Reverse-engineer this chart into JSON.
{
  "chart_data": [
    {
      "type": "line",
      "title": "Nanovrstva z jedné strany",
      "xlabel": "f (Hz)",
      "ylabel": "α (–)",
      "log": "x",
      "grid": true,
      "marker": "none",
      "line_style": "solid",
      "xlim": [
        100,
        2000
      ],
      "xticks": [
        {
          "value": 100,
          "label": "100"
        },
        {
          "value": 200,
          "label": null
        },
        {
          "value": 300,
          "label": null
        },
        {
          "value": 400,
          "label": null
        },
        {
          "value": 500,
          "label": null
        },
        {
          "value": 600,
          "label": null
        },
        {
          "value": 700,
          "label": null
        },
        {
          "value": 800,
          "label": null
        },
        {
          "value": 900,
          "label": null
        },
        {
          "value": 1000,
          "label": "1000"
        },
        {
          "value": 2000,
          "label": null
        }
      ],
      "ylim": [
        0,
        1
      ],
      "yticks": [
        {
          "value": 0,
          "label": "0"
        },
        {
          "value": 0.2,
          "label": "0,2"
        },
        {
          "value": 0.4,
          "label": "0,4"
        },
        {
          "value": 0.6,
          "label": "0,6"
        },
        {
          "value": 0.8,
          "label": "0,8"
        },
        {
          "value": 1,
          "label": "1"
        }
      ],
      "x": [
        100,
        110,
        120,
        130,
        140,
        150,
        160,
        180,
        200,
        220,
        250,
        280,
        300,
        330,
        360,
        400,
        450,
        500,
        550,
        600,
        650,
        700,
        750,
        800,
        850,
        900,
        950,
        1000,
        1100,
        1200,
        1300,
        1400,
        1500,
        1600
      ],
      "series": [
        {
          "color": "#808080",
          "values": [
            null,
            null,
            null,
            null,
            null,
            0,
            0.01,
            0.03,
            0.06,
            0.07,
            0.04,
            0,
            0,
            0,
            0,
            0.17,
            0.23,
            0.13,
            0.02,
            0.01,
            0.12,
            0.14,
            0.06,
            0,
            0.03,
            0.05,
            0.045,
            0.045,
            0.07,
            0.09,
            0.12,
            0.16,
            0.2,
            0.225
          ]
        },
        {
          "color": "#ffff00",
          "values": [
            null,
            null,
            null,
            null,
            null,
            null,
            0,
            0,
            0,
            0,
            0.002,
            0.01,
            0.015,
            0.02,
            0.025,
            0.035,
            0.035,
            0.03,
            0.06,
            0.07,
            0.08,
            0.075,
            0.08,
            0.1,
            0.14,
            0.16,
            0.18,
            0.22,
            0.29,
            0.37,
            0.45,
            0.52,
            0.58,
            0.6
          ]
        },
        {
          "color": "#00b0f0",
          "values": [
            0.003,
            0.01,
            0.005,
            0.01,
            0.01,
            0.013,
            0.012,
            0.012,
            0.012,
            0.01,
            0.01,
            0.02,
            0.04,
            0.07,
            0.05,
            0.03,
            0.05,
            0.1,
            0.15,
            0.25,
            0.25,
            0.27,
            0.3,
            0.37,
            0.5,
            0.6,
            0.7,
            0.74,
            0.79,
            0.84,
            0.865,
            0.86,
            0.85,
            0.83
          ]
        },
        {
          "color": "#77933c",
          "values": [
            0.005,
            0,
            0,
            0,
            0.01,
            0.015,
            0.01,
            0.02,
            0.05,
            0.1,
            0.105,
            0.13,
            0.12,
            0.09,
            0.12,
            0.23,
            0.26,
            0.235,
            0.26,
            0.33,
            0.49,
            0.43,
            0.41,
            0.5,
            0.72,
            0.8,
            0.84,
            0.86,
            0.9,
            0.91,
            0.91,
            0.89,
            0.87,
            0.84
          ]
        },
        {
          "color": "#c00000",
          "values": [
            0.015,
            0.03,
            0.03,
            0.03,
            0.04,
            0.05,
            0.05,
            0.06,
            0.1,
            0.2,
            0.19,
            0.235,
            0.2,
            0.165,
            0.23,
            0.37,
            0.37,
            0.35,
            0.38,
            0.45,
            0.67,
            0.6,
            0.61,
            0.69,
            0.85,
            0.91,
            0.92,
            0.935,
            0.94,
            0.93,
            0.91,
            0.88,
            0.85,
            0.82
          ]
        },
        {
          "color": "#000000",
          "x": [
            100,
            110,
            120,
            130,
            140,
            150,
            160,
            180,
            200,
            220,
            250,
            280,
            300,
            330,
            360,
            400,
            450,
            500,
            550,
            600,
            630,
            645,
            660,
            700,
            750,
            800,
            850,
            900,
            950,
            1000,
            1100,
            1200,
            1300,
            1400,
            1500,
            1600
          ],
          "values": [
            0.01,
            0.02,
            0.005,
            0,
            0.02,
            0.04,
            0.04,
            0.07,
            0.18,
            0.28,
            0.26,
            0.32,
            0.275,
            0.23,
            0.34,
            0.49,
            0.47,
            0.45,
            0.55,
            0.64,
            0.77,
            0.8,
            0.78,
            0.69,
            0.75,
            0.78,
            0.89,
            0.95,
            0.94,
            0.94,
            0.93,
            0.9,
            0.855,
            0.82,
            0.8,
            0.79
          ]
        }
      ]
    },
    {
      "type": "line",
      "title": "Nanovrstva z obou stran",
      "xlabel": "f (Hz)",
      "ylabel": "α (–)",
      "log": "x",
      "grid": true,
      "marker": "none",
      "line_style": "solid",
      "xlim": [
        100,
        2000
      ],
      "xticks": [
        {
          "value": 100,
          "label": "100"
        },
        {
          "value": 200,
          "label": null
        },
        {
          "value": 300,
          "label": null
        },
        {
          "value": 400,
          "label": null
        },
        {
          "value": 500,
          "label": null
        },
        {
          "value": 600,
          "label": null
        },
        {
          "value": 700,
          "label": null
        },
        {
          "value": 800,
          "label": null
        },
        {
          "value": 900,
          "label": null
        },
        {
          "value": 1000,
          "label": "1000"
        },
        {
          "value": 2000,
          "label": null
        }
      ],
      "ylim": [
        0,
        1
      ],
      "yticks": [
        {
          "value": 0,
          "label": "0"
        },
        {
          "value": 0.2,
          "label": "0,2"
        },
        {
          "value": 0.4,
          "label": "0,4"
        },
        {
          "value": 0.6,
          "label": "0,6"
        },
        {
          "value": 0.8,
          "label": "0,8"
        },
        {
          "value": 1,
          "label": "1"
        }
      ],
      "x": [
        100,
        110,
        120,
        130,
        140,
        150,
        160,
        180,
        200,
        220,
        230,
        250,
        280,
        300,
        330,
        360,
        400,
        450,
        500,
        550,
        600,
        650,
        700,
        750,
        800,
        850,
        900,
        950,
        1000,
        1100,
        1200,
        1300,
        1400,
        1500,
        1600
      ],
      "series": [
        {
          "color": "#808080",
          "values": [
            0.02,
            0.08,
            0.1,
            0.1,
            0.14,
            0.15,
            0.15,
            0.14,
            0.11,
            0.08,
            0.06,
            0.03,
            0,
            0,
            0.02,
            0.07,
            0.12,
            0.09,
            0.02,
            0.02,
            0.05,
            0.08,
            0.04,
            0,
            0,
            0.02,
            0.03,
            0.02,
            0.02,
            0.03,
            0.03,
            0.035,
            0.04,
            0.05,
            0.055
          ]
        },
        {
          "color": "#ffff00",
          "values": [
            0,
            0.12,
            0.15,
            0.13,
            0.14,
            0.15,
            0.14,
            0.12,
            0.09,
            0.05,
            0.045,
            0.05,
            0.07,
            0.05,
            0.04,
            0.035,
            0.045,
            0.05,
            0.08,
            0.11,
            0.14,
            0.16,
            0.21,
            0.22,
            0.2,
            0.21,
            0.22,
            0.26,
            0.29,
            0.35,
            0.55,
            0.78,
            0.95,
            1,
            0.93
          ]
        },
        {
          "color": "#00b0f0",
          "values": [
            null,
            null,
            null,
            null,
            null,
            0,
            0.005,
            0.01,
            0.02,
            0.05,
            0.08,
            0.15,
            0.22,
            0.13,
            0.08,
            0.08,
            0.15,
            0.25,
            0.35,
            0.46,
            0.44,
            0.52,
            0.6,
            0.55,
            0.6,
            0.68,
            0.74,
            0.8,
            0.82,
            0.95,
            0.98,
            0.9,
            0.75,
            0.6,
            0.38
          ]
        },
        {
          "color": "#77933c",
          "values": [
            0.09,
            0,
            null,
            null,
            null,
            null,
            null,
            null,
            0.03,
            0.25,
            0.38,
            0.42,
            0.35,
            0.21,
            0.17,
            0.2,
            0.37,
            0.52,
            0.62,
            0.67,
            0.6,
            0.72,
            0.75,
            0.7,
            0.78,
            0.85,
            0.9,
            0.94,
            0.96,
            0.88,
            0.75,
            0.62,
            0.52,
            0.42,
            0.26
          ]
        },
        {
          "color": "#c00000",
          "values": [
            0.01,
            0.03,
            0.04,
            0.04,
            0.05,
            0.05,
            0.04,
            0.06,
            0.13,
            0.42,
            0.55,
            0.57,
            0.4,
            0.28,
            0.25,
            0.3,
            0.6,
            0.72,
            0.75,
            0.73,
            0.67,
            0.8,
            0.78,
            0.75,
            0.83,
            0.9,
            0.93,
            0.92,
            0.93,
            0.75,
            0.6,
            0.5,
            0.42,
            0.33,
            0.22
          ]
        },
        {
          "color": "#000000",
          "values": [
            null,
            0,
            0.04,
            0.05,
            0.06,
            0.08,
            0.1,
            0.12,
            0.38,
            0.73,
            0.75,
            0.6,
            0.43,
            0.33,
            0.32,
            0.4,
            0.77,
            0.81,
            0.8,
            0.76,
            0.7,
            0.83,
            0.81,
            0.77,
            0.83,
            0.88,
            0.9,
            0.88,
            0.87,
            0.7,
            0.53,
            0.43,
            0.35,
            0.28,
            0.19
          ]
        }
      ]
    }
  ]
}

**YOUR OBJECTIVE:**
Copy out every line of the material above that mentions the word "title".

**ANSWER BELOW:**
      "title": "Nanovrstva z jedné strany",
      "title": "Nanovrstva z obou stran",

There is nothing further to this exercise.